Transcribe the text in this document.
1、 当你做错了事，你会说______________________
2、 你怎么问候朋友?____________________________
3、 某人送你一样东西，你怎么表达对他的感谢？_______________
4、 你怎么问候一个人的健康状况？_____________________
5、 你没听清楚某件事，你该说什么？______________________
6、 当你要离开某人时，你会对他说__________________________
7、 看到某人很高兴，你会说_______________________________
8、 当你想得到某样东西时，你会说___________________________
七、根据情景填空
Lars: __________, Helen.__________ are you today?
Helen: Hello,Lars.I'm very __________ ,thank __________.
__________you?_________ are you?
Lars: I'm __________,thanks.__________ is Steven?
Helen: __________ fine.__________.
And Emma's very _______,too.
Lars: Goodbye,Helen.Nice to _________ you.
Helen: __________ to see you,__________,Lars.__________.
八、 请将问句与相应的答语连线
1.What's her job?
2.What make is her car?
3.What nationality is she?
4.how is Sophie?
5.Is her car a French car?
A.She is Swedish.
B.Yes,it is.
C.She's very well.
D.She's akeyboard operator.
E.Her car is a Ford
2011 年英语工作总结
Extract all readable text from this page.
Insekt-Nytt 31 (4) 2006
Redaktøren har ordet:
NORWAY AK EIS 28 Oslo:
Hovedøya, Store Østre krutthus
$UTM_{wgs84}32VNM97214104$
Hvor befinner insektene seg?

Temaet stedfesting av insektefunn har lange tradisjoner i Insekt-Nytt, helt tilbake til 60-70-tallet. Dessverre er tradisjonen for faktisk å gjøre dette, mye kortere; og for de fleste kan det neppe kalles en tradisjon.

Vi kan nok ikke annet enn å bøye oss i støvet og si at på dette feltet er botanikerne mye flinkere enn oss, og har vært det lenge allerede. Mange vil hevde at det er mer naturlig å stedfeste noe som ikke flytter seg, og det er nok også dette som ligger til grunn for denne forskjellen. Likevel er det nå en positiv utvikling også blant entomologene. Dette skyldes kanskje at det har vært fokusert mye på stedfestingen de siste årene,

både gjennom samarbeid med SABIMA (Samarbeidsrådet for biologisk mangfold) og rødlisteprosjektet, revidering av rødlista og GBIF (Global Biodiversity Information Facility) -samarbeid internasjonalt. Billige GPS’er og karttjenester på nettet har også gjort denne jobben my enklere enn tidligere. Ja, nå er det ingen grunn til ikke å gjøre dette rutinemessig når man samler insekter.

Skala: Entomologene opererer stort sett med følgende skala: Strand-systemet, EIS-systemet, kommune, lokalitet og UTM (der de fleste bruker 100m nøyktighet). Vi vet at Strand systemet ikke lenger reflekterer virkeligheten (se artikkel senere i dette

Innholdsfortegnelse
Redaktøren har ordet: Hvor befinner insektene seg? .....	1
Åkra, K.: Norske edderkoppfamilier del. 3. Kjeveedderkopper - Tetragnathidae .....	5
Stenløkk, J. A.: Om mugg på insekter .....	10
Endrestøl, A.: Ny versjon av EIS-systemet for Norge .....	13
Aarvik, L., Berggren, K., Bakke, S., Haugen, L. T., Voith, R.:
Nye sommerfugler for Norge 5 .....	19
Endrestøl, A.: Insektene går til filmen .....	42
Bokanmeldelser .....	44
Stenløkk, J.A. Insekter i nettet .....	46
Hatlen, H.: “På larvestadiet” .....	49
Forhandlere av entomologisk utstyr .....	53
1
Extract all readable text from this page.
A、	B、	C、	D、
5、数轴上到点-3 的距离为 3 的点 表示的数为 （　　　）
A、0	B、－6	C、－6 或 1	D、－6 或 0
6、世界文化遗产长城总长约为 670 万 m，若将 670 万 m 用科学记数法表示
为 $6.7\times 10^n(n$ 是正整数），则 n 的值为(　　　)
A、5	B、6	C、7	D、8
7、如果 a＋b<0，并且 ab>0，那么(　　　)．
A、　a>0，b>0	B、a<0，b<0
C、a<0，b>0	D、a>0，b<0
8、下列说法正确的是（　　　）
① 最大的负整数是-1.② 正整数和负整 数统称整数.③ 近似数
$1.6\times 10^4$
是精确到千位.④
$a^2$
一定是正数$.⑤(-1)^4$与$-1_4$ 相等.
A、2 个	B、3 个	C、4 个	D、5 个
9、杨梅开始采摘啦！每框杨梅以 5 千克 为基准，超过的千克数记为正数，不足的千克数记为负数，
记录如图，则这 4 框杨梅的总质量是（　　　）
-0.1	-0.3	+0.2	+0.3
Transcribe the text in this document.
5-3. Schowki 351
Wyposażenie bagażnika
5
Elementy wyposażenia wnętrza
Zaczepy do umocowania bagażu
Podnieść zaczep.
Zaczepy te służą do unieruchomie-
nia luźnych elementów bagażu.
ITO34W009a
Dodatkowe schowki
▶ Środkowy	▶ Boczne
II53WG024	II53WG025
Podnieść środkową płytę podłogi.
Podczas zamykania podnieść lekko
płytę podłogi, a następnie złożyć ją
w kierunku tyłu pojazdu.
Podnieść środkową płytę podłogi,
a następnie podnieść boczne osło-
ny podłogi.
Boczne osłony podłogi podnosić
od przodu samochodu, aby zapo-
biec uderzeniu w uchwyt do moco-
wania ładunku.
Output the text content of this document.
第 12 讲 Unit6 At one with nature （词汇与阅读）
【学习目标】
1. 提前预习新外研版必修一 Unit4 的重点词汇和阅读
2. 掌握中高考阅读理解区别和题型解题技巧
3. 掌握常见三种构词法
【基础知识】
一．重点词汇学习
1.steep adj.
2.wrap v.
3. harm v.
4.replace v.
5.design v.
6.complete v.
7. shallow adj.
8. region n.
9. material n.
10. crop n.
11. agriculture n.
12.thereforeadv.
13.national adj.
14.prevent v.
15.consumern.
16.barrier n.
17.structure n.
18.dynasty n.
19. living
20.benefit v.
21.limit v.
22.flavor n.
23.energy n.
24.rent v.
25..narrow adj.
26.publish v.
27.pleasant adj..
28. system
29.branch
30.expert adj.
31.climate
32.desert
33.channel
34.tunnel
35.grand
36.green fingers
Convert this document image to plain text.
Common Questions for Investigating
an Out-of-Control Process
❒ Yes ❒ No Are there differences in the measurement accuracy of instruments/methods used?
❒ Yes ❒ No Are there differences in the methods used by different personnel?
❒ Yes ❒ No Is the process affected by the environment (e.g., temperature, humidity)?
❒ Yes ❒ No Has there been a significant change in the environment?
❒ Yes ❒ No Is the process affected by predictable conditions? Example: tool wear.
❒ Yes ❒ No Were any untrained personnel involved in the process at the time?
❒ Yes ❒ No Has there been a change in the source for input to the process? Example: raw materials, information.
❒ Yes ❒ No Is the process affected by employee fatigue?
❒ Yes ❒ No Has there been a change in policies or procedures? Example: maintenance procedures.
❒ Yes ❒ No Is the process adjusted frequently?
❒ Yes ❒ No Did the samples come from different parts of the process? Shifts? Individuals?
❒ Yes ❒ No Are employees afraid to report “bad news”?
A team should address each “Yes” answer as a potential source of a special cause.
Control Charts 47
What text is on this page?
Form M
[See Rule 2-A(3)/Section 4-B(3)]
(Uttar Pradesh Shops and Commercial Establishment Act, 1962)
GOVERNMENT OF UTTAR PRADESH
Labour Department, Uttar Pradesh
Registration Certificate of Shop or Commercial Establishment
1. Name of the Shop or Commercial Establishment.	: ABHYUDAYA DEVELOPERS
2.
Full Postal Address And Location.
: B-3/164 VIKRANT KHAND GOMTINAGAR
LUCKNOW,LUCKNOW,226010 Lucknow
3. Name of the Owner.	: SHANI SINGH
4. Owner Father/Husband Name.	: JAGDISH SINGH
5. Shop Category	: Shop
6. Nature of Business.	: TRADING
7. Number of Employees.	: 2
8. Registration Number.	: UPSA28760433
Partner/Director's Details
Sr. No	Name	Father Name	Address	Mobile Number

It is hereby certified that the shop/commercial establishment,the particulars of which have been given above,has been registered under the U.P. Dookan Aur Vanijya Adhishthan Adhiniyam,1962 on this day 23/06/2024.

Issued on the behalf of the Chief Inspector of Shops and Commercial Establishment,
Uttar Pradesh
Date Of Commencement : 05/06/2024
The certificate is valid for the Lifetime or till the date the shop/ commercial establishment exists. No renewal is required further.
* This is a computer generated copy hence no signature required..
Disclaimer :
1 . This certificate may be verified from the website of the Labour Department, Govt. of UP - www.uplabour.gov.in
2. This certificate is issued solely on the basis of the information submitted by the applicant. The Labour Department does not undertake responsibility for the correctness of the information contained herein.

■ ■ ■ ■ ■ ■ ■

= REQUEST =
Tally up the lines in the preceding listing that contain the string "następnie". Respond with the number and nothing else.

= FINAL ANSWER =
2